**Source material:**

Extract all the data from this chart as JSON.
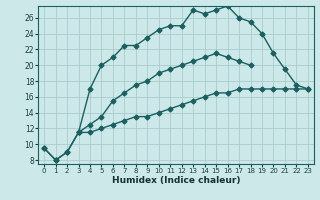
{
  "xlabel": "Humidex (Indice chaleur)",
  "bg_color": "#cce8e8",
  "grid_color": "#aacccc",
  "line_color": "#1a6060",
  "xlim": [
    -0.5,
    23.5
  ],
  "ylim": [
    7.5,
    27.5
  ],
  "xticks": [
    0,
    1,
    2,
    3,
    4,
    5,
    6,
    7,
    8,
    9,
    10,
    11,
    12,
    13,
    14,
    15,
    16,
    17,
    18,
    19,
    20,
    21,
    22,
    23
  ],
  "yticks": [
    8,
    10,
    12,
    14,
    16,
    18,
    20,
    22,
    24,
    26
  ],
  "series": [
    {
      "x": [
        0,
        1,
        2,
        3,
        4,
        5,
        6,
        7,
        8,
        9,
        10,
        11,
        12,
        13,
        14,
        15,
        16,
        17,
        18,
        19,
        20,
        21,
        22,
        23
      ],
      "y": [
        9.5,
        8.0,
        9.0,
        11.5,
        17.0,
        20.0,
        21.0,
        22.5,
        22.5,
        23.5,
        24.5,
        25.0,
        25.0,
        27.0,
        26.5,
        27.0,
        27.5,
        26.0,
        25.5,
        24.0,
        21.5,
        19.5,
        17.5,
        17.0
      ],
      "marker": "D",
      "markersize": 2.5,
      "linewidth": 1.0
    },
    {
      "x": [
        0,
        1,
        2,
        3,
        4,
        5,
        6,
        7,
        8,
        9,
        10,
        11,
        12,
        13,
        14,
        15,
        16,
        17,
        18,
        19,
        20,
        21,
        22,
        23
      ],
      "y": [
        9.5,
        8.0,
        9.0,
        11.5,
        12.5,
        13.5,
        15.5,
        16.5,
        17.5,
        18.0,
        19.0,
        19.5,
        20.0,
        20.5,
        21.0,
        21.5,
        21.0,
        20.5,
        20.0,
        null,
        null,
        null,
        null,
        null
      ],
      "marker": "D",
      "markersize": 2.5,
      "linewidth": 1.0
    },
    {
      "x": [
        3,
        4,
        5,
        6,
        7,
        8,
        9,
        10,
        11,
        12,
        13,
        14,
        15,
        16,
        17,
        18,
        19,
        20,
        21,
        22,
        23
      ],
      "y": [
        11.5,
        11.5,
        12.0,
        12.5,
        13.0,
        13.5,
        13.5,
        14.0,
        14.5,
        15.0,
        15.5,
        16.0,
        16.5,
        16.5,
        17.0,
        17.0,
        17.0,
        17.0,
        17.0,
        17.0,
        17.0
      ],
      "marker": "D",
      "markersize": 2.5,
      "linewidth": 1.0
    }
  ]
}
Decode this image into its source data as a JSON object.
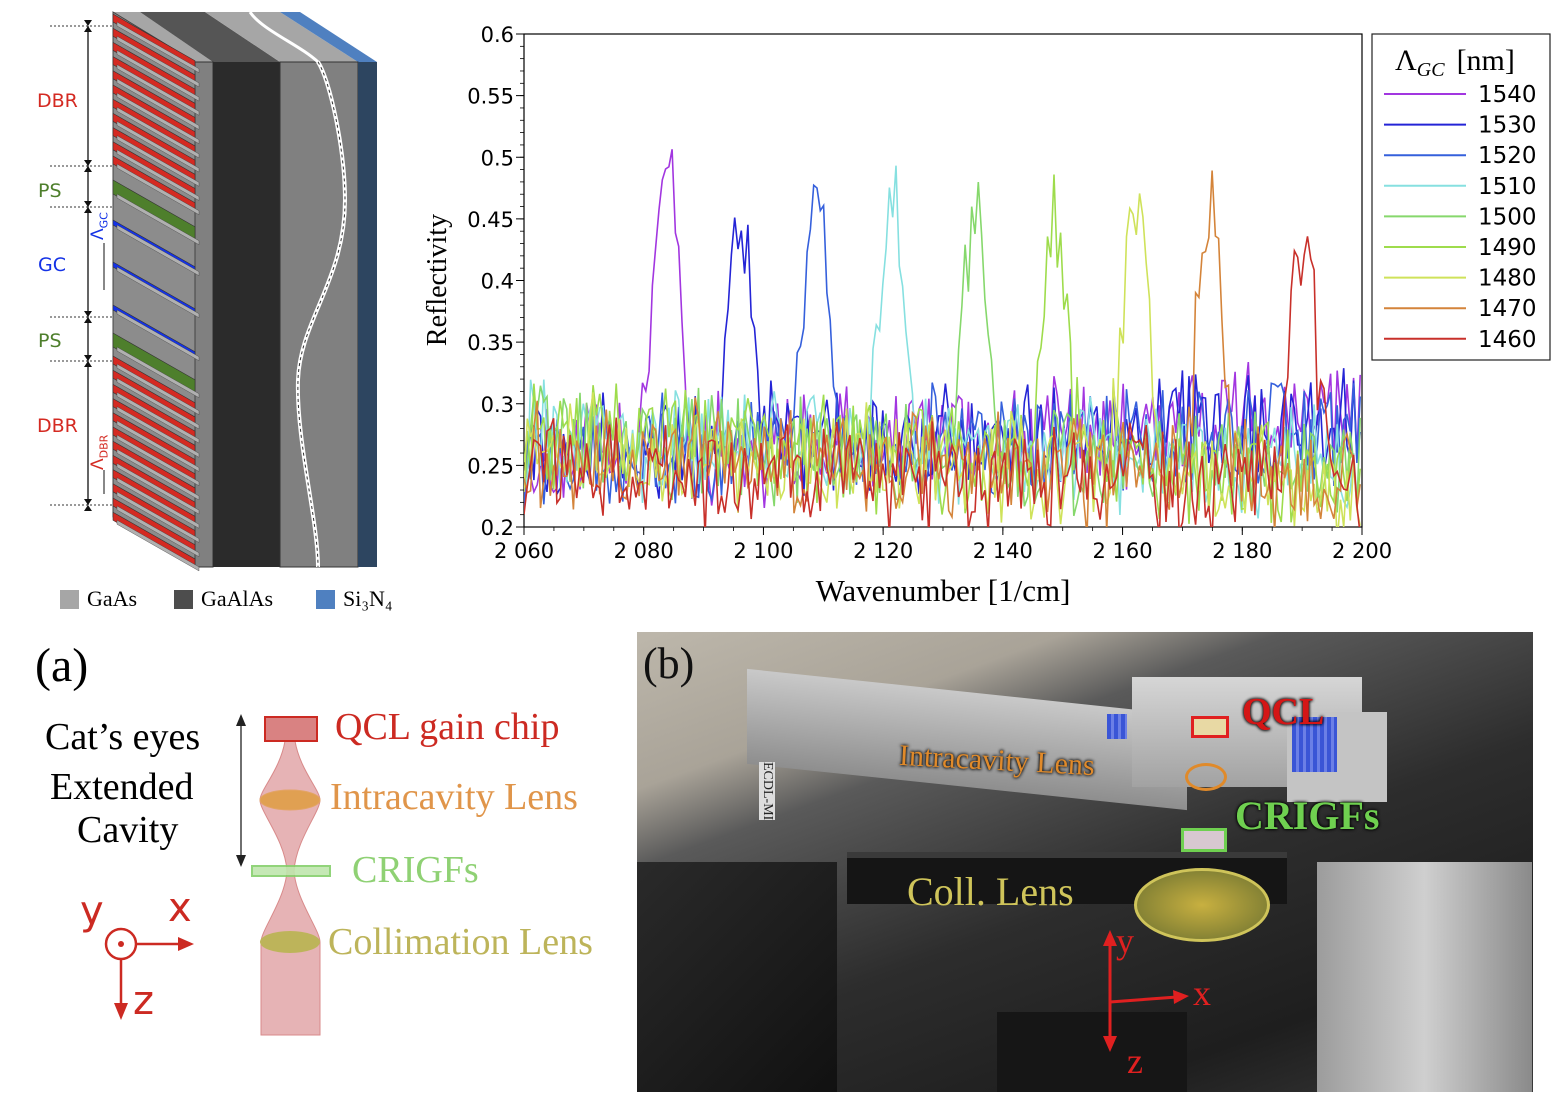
{
  "structure_diagram": {
    "labels": {
      "dbr_top": "DBR",
      "ps_top": "PS",
      "gc": "GC",
      "ps_bottom": "PS",
      "dbr_bottom": "DBR",
      "lambda_gc": "Λ",
      "lambda_gc_sub": "GC",
      "lambda_dbr": "Λ",
      "lambda_dbr_sub": "DBR"
    },
    "colors": {
      "dbr": "#d42a22",
      "ps": "#4e7f2c",
      "gc": "#1432e6"
    },
    "legend": [
      {
        "label": "GaAs",
        "color": "#a6a6a6"
      },
      {
        "label": "GaAlAs",
        "color": "#4d4d4d"
      },
      {
        "label": "Si₃N₄",
        "color": "#4f80c0"
      }
    ]
  },
  "chart_data": {
    "type": "line",
    "title": "",
    "xlabel": "Wavenumber [1/cm]",
    "ylabel": "Reflectivity",
    "xlim": [
      2060,
      2200
    ],
    "ylim": [
      0.2,
      0.6
    ],
    "x_ticks": [
      2060,
      2080,
      2100,
      2120,
      2140,
      2160,
      2180,
      2200
    ],
    "x_tick_labels": [
      "2 060",
      "2 080",
      "2 100",
      "2 120",
      "2 140",
      "2 160",
      "2 180",
      "2 200"
    ],
    "y_ticks": [
      0.2,
      0.25,
      0.3,
      0.35,
      0.4,
      0.45,
      0.5,
      0.55,
      0.6
    ],
    "y_tick_labels": [
      "0.2",
      "0.25",
      "0.3",
      "0.35",
      "0.4",
      "0.45",
      "0.5",
      "0.55",
      "0.6"
    ],
    "grid": false,
    "legend_title": "Λ",
    "legend_title_sub": "GC",
    "legend_title_unit": "[nm]",
    "legend_position": "right",
    "series": [
      {
        "name": "1540",
        "color": "#a236e0",
        "peak_x": 2084.4,
        "peak_y": 0.505,
        "baseline_start": 0.255,
        "baseline_end": 0.29
      },
      {
        "name": "1530",
        "color": "#2424d6",
        "peak_x": 2096.5,
        "peak_y": 0.45,
        "baseline_start": 0.26,
        "baseline_end": 0.285
      },
      {
        "name": "1520",
        "color": "#3560dc",
        "peak_x": 2109.3,
        "peak_y": 0.46,
        "baseline_start": 0.255,
        "baseline_end": 0.28
      },
      {
        "name": "1510",
        "color": "#86e0e0",
        "peak_x": 2121.8,
        "peak_y": 0.46,
        "baseline_start": 0.27,
        "baseline_end": 0.25
      },
      {
        "name": "1500",
        "color": "#86d86c",
        "peak_x": 2135.7,
        "peak_y": 0.465,
        "baseline_start": 0.27,
        "baseline_end": 0.24
      },
      {
        "name": "1490",
        "color": "#9edc4c",
        "peak_x": 2149.1,
        "peak_y": 0.45,
        "baseline_start": 0.275,
        "baseline_end": 0.24
      },
      {
        "name": "1480",
        "color": "#cfe25a",
        "peak_x": 2162.7,
        "peak_y": 0.457,
        "baseline_start": 0.265,
        "baseline_end": 0.235
      },
      {
        "name": "1470",
        "color": "#d4843a",
        "peak_x": 2175.1,
        "peak_y": 0.445,
        "baseline_start": 0.26,
        "baseline_end": 0.235
      },
      {
        "name": "1460",
        "color": "#c8302a",
        "peak_x": 2190.6,
        "peak_y": 0.435,
        "baseline_start": 0.245,
        "baseline_end": 0.235
      }
    ]
  },
  "panel_a": {
    "tag": "(a)",
    "bracket_label": [
      "Cat’s eyes",
      "Extended",
      "Cavity"
    ],
    "components": {
      "qcl": {
        "label": "QCL gain chip",
        "color": "#cc2a22"
      },
      "intracavity_lens": {
        "label": "Intracavity Lens",
        "color": "#e0954a"
      },
      "crigfs": {
        "label": "CRIGFs",
        "color": "#8fd174"
      },
      "collimation_lens": {
        "label": "Collimation Lens",
        "color": "#bdb45a"
      }
    },
    "axes": {
      "x": "x",
      "y": "y",
      "z": "z",
      "color": "#cc2a22"
    }
  },
  "panel_b": {
    "tag": "(b)",
    "labels": {
      "qcl": "QCL",
      "intracavity_lens": "Intracavity Lens",
      "crigfs": "CRIGFs",
      "coll_lens": "Coll. Lens",
      "ecdl": "ECDL-MI"
    },
    "axes": {
      "x": "x",
      "y": "y",
      "z": "z"
    }
  }
}
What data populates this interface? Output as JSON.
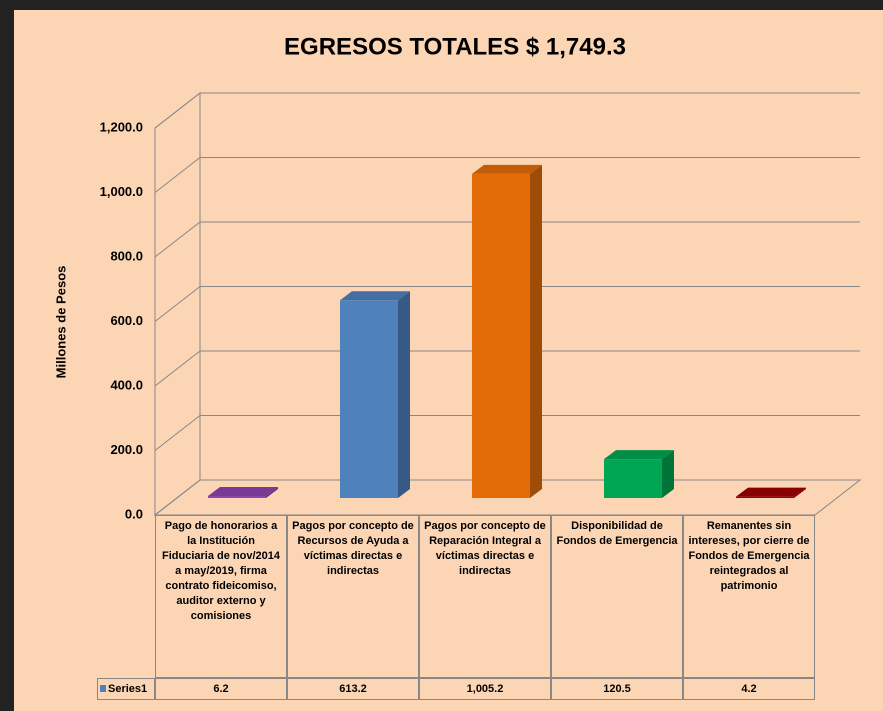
{
  "chart_data": {
    "type": "bar",
    "title": "EGRESOS TOTALES $ 1,749.3",
    "ylabel": "Millones de Pesos",
    "categories": [
      "Pago de honorarios a la Institución Fiduciaria de nov/2014 a may/2019, firma contrato fideicomiso, auditor externo y comisiones",
      "Pagos por concepto de Recursos de Ayuda a víctimas directas e indirectas",
      "Pagos por concepto de Reparación Integral a víctimas directas e indirectas",
      "Disponibilidad de Fondos de Emergencia",
      "Remanentes sin intereses, por cierre de Fondos de Emergencia reintegrados al patrimonio"
    ],
    "series": [
      {
        "name": "Series1",
        "color": "#4f81bd",
        "colors": [
          "#8e44ad",
          "#4f81bd",
          "#e36c09",
          "#00a651",
          "#a00000"
        ],
        "values": [
          6.2,
          613.2,
          1005.2,
          120.5,
          4.2
        ],
        "value_labels": [
          "6.2",
          "613.2",
          "1,005.2",
          "120.5",
          "4.2"
        ]
      }
    ],
    "ylim": [
      0,
      1200
    ],
    "yticks": [
      {
        "value": 0,
        "label": "0.0"
      },
      {
        "value": 200,
        "label": "200.0"
      },
      {
        "value": 400,
        "label": "400.0"
      },
      {
        "value": 600,
        "label": "600.0"
      },
      {
        "value": 800,
        "label": "800.0"
      },
      {
        "value": 1000,
        "label": "1,000.0"
      },
      {
        "value": 1200,
        "label": "1,200.0"
      }
    ],
    "grid": true
  }
}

**Problem requirements:** Copy out every line from the material above in which the word "ylabel" appears.

**Complete answer:**
    "ylabel": "Reflectivity",
    "ylabel": "Millones de Pesos",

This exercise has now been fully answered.